Structured figure records:
■ ■ ■

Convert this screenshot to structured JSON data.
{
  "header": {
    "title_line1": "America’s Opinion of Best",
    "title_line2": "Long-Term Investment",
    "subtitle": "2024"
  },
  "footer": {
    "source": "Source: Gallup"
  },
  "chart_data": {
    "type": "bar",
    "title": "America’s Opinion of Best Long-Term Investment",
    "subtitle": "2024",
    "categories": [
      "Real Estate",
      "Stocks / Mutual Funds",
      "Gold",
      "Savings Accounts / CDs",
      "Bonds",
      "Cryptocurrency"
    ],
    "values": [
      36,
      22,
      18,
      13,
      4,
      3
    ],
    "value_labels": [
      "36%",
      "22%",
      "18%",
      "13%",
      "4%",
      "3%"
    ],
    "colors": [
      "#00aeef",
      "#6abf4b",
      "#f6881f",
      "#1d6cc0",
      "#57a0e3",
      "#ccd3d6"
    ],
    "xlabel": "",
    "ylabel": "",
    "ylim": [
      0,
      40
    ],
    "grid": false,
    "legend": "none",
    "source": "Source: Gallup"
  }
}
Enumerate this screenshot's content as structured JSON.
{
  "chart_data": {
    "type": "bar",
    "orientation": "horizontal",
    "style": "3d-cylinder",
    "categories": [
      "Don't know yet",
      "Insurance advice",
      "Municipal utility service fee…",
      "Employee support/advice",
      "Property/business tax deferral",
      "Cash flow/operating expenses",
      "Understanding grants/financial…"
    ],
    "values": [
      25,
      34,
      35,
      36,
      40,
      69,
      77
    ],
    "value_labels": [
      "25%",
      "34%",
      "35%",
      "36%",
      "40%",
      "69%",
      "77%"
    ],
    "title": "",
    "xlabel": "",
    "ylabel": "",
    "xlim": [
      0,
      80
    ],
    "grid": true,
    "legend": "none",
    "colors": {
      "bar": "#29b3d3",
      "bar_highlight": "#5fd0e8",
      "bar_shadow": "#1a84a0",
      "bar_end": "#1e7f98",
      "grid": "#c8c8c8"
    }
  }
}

■ ■ ■

| Directions for this task |
Copy all lines from the listing that contain "Investment".

| Reply to the task |
    "title_line2": "Long-Term Investment",
    "title": "America’s Opinion of Best Long-Term Investment",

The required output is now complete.